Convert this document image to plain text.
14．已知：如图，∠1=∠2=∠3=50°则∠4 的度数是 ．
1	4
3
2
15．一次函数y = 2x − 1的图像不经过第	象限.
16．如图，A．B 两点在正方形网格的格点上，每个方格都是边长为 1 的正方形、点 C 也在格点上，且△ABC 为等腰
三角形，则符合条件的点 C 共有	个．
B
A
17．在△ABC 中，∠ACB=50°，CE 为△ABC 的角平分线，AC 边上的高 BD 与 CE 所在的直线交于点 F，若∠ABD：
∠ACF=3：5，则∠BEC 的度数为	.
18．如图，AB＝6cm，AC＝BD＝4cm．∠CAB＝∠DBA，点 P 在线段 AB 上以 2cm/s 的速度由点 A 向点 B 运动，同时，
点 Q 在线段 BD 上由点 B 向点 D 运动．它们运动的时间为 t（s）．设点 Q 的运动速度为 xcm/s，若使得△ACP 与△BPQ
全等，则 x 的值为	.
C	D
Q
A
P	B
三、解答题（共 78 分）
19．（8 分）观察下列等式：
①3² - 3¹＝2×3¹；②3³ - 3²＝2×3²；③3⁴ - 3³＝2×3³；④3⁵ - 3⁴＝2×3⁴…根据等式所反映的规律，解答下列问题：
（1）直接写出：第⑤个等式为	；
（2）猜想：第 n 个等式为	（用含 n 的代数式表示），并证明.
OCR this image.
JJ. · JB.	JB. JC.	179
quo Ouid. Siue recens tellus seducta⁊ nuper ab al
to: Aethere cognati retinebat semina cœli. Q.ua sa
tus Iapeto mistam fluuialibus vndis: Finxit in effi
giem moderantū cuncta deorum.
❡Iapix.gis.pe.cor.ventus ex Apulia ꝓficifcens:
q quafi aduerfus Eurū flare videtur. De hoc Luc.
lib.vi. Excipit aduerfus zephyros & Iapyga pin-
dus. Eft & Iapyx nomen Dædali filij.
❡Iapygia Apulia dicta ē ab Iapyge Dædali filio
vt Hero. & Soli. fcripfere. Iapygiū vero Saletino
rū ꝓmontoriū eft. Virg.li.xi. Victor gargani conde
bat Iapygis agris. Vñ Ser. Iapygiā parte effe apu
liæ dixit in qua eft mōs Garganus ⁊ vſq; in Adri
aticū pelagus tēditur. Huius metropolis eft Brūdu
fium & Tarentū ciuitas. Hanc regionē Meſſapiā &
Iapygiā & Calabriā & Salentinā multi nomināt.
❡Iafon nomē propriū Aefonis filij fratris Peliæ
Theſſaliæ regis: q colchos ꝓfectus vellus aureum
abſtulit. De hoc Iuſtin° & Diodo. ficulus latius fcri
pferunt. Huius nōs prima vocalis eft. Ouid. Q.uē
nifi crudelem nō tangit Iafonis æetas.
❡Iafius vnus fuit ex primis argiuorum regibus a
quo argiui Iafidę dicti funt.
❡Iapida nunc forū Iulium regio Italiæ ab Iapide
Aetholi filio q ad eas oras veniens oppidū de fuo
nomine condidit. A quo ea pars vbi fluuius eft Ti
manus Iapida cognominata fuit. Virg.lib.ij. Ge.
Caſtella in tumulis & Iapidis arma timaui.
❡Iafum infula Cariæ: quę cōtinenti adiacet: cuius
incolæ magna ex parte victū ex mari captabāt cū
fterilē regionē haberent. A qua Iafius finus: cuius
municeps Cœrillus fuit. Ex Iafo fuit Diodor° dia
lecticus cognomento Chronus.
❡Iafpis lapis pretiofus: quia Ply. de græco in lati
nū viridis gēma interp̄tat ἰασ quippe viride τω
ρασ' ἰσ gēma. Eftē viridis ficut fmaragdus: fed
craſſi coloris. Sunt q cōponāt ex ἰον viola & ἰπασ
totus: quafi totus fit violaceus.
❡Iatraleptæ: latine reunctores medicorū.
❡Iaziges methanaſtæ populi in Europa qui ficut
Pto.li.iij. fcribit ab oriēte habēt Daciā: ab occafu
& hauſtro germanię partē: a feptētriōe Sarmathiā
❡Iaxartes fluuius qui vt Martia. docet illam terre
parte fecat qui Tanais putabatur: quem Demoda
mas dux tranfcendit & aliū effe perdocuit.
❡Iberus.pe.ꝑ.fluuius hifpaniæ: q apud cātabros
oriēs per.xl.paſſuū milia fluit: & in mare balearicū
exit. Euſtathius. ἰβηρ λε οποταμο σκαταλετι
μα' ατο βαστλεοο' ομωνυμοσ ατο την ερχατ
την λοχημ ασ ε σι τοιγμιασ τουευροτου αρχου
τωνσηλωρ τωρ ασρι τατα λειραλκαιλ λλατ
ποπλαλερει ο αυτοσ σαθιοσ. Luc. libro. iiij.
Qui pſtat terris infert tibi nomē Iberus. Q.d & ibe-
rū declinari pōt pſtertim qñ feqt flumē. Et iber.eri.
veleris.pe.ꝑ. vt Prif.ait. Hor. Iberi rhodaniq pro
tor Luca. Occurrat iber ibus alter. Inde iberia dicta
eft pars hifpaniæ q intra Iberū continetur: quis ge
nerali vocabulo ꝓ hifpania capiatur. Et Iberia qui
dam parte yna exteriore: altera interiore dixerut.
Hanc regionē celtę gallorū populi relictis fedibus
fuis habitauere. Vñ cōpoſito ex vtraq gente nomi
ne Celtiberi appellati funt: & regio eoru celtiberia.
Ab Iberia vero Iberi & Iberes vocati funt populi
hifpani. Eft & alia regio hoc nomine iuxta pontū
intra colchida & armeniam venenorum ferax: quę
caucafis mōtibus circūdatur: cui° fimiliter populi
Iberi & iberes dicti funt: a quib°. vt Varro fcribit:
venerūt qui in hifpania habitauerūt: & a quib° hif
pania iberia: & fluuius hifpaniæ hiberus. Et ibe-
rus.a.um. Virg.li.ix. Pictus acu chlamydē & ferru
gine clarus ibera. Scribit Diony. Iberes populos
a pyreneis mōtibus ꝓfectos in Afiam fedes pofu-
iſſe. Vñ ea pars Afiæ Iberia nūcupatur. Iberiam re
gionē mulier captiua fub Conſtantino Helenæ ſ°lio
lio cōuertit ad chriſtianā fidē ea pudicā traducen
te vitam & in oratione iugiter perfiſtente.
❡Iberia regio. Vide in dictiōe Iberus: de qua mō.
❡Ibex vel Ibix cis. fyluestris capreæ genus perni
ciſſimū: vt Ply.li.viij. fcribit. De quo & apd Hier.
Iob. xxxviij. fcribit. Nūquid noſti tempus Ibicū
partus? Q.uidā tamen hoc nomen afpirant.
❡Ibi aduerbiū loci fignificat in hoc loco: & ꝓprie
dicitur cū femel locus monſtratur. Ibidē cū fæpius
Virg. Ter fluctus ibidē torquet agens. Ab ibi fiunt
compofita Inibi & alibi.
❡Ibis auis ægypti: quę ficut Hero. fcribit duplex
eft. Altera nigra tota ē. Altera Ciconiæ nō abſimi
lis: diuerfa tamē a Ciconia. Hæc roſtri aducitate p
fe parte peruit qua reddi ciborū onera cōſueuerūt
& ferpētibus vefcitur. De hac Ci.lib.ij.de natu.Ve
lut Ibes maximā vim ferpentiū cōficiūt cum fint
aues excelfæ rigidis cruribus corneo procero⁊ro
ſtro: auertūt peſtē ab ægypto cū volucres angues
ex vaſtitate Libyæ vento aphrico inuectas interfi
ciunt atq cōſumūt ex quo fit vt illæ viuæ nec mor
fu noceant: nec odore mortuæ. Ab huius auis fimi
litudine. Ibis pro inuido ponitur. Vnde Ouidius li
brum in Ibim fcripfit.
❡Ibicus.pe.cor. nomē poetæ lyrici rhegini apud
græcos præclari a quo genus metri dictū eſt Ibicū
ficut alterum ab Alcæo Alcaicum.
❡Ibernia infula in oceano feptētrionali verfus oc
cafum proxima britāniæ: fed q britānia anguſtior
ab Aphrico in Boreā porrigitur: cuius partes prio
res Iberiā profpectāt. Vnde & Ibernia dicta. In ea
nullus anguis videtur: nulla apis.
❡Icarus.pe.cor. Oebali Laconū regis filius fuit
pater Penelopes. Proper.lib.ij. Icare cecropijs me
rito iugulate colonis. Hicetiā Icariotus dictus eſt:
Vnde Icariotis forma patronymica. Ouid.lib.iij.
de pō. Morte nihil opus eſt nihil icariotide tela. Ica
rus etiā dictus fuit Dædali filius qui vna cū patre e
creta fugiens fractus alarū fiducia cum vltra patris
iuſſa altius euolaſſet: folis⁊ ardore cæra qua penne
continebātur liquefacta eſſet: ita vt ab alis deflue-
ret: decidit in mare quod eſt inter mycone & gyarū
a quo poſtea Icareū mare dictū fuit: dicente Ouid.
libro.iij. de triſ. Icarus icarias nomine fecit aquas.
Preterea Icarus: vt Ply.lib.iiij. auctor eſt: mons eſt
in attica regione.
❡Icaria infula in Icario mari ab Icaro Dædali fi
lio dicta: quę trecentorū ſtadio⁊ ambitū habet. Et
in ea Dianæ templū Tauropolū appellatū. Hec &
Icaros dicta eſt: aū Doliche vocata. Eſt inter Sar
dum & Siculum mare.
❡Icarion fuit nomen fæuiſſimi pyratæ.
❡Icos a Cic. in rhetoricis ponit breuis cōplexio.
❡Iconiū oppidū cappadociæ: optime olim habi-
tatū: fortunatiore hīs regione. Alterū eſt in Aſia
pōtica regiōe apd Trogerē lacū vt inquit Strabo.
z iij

◆ ◆ ◆

EXERCISE BRIEF: How many lines of these entries hold the string "fluuius"? Answer with the number alone.

PROBLEM SOLUTION: 4